Some records:
=======

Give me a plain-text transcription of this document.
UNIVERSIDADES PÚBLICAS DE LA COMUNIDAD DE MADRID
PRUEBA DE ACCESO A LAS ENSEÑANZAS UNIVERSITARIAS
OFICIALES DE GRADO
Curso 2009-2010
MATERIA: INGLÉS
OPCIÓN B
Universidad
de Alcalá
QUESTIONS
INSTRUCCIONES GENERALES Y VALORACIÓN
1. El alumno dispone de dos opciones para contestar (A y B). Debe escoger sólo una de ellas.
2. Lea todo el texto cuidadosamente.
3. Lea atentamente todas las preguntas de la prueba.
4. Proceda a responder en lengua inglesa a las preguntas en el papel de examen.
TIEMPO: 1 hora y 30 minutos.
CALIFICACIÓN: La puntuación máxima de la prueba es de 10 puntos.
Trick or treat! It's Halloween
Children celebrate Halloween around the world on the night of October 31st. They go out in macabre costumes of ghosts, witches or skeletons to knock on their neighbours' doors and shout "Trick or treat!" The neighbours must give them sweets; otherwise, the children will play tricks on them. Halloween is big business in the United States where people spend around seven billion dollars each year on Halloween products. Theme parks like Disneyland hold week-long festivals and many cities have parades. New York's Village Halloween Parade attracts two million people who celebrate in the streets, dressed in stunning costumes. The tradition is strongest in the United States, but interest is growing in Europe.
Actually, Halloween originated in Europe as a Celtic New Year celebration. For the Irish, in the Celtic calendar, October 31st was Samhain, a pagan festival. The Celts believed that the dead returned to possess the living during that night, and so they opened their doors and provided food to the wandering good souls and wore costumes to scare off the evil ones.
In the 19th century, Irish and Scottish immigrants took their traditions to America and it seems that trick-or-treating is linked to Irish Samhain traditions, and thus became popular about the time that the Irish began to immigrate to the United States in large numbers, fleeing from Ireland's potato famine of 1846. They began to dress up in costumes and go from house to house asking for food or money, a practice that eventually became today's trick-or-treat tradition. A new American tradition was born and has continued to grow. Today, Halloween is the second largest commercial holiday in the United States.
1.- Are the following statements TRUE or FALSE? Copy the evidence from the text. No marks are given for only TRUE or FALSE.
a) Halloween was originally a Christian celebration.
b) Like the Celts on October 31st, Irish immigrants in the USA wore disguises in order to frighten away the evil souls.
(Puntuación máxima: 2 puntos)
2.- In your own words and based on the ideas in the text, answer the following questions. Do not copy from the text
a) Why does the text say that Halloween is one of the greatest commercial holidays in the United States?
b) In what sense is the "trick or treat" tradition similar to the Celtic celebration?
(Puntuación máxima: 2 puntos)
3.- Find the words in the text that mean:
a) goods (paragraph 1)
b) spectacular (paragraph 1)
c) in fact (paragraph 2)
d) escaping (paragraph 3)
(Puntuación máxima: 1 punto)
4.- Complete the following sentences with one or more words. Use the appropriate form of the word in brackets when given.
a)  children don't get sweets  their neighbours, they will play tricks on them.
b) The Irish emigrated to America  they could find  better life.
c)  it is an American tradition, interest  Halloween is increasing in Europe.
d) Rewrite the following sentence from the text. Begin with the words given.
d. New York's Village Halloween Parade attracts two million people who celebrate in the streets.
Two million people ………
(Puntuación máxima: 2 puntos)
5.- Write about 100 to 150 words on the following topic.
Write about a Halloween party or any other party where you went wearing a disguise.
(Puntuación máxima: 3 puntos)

=======

> _GOAL_:
Collect from the data above every line that includes "preguntas".

> _SOLUTION_:
3. Lea atentamente todas las preguntas de la prueba.
4. Proceda a responder en lengua inglesa a las preguntas en el papel de examen.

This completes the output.